> [Data entries]:
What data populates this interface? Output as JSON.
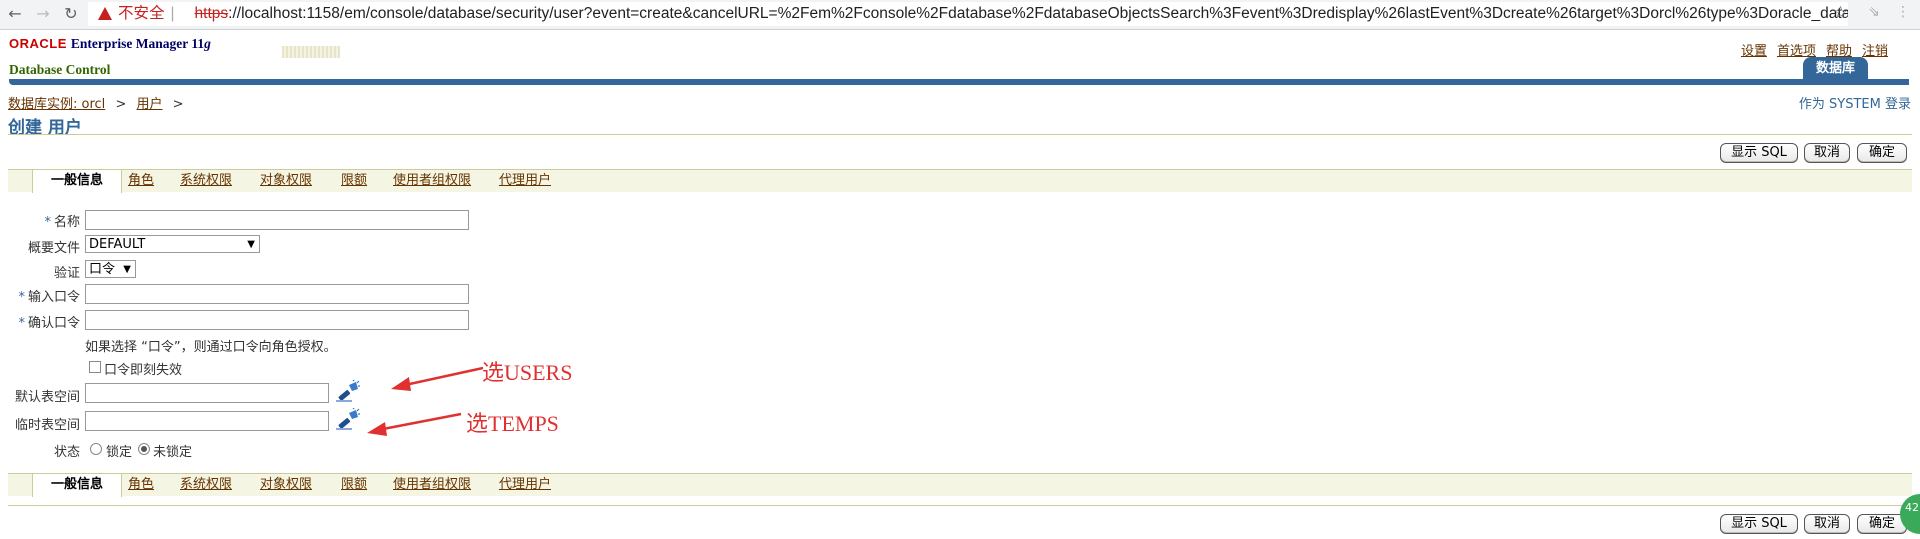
{
  "browser": {
    "warning_label": "不安全",
    "url_scheme": "https",
    "url_rest": "://localhost:1158/em/console/database/security/user?event=create&cancelURL=%2Fem%2Fconsole%2Fdatabase%2FdatabaseObjectsSearch%3Fevent%3Dredisplay%26lastEvent%3Dcreate%26target%3Dorcl%26type%3Doracle_database%..."
  },
  "header": {
    "oracle": "ORACLE",
    "em_title": "Enterprise Manager 11",
    "em_version": "g",
    "subtitle": "Database Control",
    "links": [
      "设置",
      "首选项",
      "帮助",
      "注销"
    ],
    "db_tab": "数据库"
  },
  "breadcrumb": {
    "instance": "数据库实例: orcl",
    "users": "用户",
    "sep": ">"
  },
  "logged_in": "作为 SYSTEM 登录",
  "page_title": "创建 用户",
  "buttons": {
    "show_sql": "显示 SQL",
    "cancel": "取消",
    "ok": "确定"
  },
  "tabs": [
    "一般信息",
    "角色",
    "系统权限",
    "对象权限",
    "限额",
    "使用者组权限",
    "代理用户"
  ],
  "form": {
    "req": "*",
    "name_label": "名称",
    "profile_label": "概要文件",
    "profile_value": "DEFAULT",
    "auth_label": "验证",
    "auth_value": "口令",
    "pwd_label": "输入口令",
    "confirm_label": "确认口令",
    "hint": "如果选择 “口令”，则通过口令向角色授权。",
    "expire_label": "口令即刻失效",
    "default_ts_label": "默认表空间",
    "temp_ts_label": "临时表空间",
    "status_label": "状态",
    "locked_label": "锁定",
    "unlocked_label": "未锁定"
  },
  "annotations": {
    "users": "选USERS",
    "temps": "选TEMPS",
    "color": "#e03030"
  },
  "badge": "42"
}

> [Prompt]: Would you set down the listing exactly, omitting pictures?

> [Solution to the problem]:
What data populates this interface? Output as JSON.
{
  "browser": {
    "warning_label": "不安全",
    "url_scheme": "https",
    "url_rest": "://localhost:1158/em/console/database/security/user?event=create&cancelURL=%2Fem%2Fconsole%2Fdatabase%2FdatabaseObjectsSearch%3Fevent%3Dredisplay%26lastEvent%3Dcreate%26target%3Dorcl%26type%3Doracle_database%..."
  },
  "header": {
    "oracle": "ORACLE",
    "em_title": "Enterprise Manager 11",
    "em_version": "g",
    "subtitle": "Database Control",
    "links": [
      "设置",
      "首选项",
      "帮助",
      "注销"
    ],
    "db_tab": "数据库"
  },
  "breadcrumb": {
    "instance": "数据库实例: orcl",
    "users": "用户",
    "sep": ">"
  },
  "logged_in": "作为 SYSTEM 登录",
  "page_title": "创建 用户",
  "buttons": {
    "show_sql": "显示 SQL",
    "cancel": "取消",
    "ok": "确定"
  },
  "tabs": [
    "一般信息",
    "角色",
    "系统权限",
    "对象权限",
    "限额",
    "使用者组权限",
    "代理用户"
  ],
  "form": {
    "req": "*",
    "name_label": "名称",
    "profile_label": "概要文件",
    "profile_value": "DEFAULT",
    "auth_label": "验证",
    "auth_value": "口令",
    "pwd_label": "输入口令",
    "confirm_label": "确认口令",
    "hint": "如果选择 “口令”，则通过口令向角色授权。",
    "expire_label": "口令即刻失效",
    "default_ts_label": "默认表空间",
    "temp_ts_label": "临时表空间",
    "status_label": "状态",
    "locked_label": "锁定",
    "unlocked_label": "未锁定"
  },
  "annotations": {
    "users": "选USERS",
    "temps": "选TEMPS",
    "color": "#e03030"
  },
  "badge": "42"
}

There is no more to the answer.